- _Required work_
Go through the entries below and pick out every line with "desktop".

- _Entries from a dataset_
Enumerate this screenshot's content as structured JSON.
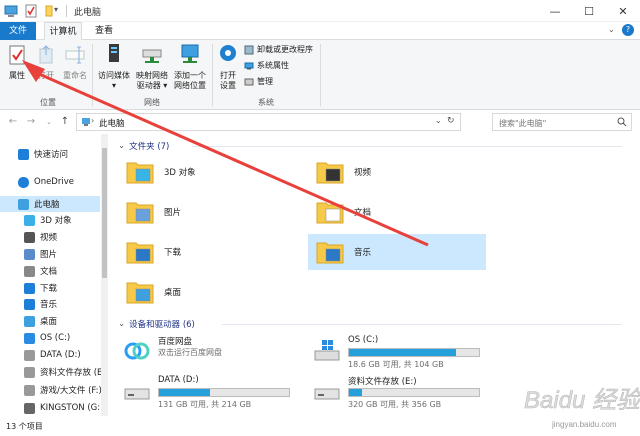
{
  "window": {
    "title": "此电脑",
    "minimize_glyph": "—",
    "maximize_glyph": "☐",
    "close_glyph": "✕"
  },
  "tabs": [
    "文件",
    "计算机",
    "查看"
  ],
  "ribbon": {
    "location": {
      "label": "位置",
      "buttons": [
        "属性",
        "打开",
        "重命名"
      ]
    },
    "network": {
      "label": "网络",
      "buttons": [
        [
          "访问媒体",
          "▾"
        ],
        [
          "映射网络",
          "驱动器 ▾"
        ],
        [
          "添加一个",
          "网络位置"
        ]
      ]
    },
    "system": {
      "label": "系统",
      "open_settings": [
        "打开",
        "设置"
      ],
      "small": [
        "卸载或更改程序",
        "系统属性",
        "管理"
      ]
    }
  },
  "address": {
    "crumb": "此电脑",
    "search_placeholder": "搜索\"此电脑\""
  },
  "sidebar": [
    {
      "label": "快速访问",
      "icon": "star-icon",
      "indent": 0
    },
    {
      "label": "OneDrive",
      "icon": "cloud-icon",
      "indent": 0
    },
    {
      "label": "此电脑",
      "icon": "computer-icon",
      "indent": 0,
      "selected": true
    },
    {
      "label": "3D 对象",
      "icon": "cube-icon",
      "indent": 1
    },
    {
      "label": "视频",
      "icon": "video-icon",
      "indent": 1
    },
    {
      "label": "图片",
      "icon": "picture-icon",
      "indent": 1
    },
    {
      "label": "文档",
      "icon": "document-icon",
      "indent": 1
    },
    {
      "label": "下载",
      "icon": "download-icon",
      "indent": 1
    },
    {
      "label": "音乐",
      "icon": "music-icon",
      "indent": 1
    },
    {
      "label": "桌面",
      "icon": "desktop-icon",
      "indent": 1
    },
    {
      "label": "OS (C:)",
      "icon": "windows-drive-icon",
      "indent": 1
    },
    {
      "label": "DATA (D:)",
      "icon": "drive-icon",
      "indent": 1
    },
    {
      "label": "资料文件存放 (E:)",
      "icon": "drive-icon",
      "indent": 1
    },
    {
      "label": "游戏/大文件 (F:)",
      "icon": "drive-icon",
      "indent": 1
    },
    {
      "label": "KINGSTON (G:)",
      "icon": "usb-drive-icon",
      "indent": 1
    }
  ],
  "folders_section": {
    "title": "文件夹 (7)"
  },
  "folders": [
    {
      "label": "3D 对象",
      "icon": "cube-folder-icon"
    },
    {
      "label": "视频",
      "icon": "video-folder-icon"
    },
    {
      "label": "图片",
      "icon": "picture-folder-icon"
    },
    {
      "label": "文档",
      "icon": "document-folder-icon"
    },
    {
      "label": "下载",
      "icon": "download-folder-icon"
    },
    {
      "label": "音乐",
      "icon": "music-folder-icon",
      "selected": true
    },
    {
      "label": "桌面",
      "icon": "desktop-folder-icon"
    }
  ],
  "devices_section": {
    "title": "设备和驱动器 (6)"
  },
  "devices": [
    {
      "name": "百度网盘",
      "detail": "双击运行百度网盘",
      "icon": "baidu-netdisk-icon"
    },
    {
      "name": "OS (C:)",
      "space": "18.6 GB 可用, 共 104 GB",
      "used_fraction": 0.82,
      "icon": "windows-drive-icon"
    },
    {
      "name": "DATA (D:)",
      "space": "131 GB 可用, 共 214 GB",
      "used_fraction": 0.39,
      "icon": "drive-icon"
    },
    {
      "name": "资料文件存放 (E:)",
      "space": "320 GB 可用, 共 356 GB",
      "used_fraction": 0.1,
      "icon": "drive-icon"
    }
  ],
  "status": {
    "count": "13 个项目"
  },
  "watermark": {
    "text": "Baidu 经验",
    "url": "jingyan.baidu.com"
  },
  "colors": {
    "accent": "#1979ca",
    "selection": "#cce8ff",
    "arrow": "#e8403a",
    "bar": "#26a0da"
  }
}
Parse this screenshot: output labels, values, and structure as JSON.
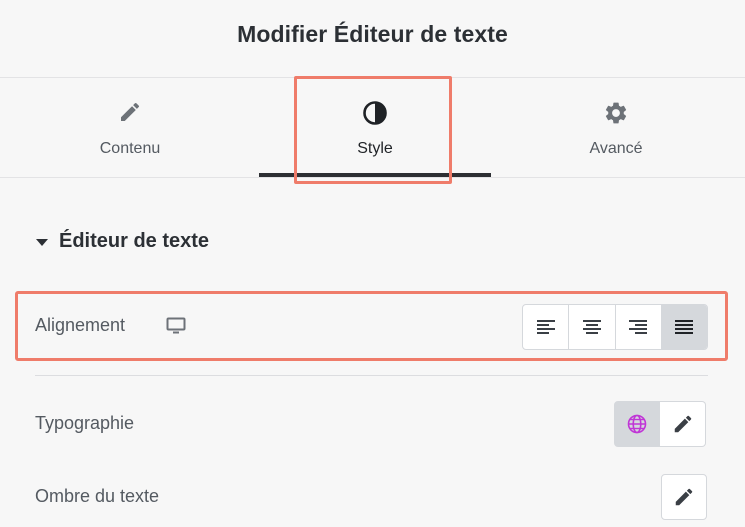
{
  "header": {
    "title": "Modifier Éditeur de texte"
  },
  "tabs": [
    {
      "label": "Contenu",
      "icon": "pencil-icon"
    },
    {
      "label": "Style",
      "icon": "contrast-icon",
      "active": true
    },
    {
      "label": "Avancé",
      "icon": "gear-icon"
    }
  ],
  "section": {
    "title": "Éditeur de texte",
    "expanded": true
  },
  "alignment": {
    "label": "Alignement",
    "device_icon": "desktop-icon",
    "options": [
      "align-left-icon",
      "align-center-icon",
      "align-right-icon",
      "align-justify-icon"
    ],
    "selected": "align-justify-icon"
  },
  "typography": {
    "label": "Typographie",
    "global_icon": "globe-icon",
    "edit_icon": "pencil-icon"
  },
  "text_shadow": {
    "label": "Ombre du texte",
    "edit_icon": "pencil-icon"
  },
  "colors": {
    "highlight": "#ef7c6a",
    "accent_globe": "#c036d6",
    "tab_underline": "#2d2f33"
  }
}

* * *

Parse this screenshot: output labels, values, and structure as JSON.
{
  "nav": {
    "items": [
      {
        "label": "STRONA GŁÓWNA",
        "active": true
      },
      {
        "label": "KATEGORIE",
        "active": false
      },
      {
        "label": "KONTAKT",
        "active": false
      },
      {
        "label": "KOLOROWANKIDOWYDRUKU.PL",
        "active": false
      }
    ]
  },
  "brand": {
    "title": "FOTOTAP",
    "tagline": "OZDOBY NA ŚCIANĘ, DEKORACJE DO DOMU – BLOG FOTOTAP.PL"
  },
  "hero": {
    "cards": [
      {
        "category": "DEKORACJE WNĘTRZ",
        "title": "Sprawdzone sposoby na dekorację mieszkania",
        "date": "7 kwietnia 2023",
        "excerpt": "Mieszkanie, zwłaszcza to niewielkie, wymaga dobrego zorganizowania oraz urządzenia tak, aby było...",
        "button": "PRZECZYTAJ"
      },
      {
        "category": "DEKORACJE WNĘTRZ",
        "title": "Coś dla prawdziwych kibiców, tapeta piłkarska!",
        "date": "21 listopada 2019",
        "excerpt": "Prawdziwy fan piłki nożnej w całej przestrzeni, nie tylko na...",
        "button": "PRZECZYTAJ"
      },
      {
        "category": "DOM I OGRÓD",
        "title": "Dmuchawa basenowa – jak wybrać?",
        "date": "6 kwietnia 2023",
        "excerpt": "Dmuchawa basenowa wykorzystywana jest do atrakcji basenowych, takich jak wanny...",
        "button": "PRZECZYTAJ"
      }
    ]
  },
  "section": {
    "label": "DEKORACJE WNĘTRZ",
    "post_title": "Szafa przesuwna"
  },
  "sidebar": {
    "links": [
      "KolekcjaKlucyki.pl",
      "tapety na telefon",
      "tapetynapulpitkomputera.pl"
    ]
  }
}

- _Task output_
      "icon": "desktop-icon",
      "icon": "desktop-folder-icon"
    "device_icon": "desktop-icon",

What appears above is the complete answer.